■ **Instructions**:
a. In the Silicon Valley Power report, rewrite the stretch from "Over the last" through "heat, and transportation.", replacing "irreparable damage" with "lasting harm".
b. Carry on the Silicon Valley Power report from its last sentence.

■ **Document segment**:

::::

Action on the Adoption of a Resolution Amending Silicon Valley Power’s Rules and Regulations to Require New or Modified Self-Generation Facilities to Utilize Renewable Generation and Fuel Sources

 

Report

BACKGROUND

Over the last few years, the City and State have developed significant goals related to environmental sustainability and climate change. Climate change is a significant global issue and California has taken a nationwide leadership role in leading change.  As the timeframe for significant change narrows before irreparable damage is done, California has recently passed SB100 which envisions a California with GHG free energy supply by 2045.  The largest source of greenhouse gas emissions from human activities is from electricity, heat, and transportation.

::::

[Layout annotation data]
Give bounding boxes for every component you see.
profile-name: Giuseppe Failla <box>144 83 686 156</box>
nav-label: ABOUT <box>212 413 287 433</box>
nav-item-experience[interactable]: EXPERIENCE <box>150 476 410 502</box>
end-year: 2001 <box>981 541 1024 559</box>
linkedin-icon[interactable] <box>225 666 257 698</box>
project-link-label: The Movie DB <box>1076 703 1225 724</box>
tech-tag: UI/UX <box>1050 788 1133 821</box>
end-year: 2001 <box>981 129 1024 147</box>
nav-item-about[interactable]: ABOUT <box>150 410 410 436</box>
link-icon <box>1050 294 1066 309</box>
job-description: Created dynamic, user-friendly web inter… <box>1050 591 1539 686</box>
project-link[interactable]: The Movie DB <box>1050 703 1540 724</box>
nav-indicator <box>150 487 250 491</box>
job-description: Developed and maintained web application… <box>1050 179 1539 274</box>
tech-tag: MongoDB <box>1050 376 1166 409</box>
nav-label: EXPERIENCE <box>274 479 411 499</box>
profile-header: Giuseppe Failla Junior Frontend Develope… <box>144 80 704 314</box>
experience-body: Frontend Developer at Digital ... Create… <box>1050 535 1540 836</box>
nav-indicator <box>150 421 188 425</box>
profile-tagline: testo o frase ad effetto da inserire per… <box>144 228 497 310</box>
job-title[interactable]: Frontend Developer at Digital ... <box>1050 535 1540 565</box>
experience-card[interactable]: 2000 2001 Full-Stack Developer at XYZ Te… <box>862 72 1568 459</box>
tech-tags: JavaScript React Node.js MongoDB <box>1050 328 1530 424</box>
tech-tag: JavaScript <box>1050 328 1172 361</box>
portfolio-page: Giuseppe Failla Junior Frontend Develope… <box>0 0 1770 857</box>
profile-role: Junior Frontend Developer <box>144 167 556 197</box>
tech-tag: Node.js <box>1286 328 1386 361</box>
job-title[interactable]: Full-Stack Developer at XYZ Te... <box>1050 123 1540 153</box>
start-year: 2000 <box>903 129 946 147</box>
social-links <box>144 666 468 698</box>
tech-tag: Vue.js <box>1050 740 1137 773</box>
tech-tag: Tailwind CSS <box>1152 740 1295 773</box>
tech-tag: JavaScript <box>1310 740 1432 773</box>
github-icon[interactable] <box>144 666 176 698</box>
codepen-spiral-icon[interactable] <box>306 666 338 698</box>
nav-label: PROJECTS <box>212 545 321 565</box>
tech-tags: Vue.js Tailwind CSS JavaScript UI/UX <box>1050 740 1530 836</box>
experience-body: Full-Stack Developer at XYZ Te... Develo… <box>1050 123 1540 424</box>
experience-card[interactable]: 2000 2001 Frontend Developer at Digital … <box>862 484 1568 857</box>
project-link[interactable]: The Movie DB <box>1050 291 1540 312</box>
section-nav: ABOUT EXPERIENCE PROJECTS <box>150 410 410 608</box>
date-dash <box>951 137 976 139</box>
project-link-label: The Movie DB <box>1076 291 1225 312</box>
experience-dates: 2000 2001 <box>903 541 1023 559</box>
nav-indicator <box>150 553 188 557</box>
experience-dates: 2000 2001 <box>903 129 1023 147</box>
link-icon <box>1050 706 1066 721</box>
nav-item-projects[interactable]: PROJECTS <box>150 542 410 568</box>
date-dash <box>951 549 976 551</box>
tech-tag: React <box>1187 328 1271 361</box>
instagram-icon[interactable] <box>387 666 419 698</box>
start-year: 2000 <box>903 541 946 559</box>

::::

■ **Answer set**:
a.
Over the last few years, the City and State have developed significant goals related to environmental sustainability and climate change. Climate change is a significant global issue and California has taken a nationwide leadership role in leading change.  As the timeframe for significant change narrows before lasting harm is done, California has recently passed SB100 which envisions a California with GHG free energy supply by 2045.  The largest source of greenhouse gas emissions from human activities is from electricity, heat, and transportation.

b.
The City of Santa Clara, with ownership of Silicon Valley Power (the only full service, vertically integrated publicly owned power utility in the valley owning generation, transmission and distribution assets), has the opportunity and responsibility to lead in this area and advance our local climate action plan goals.  As described later in this report, the City has taken ownership of the future and has made a commitment to renewable and GHG free energy. In fact, the proposed action is aligned to other California cities like the cities of Pasadena and Burbank which have each adopted similar requirements which are already in place -- which is indicative of cities trying to advance our mutual goal of advancing renewable energy policy.

 

The CEO of the Silicon Valley Leadership Group, expressed it best in his San Jose Mercury News Editorial in enthusiastic support of SB100 -  “committing to 100 clean energy future is unleashing a surge of innovation and investment, creating hundreds of thousands of jobs, improving our health, taking an important step toward meeting the carbon emissions reductions needed to meet our commitment to fighting climate change.” and “Californians know that the calamitous consequences of climate change are upon us - and that it would be folly not to do whatever we can to keep those consequences from becoming worse.”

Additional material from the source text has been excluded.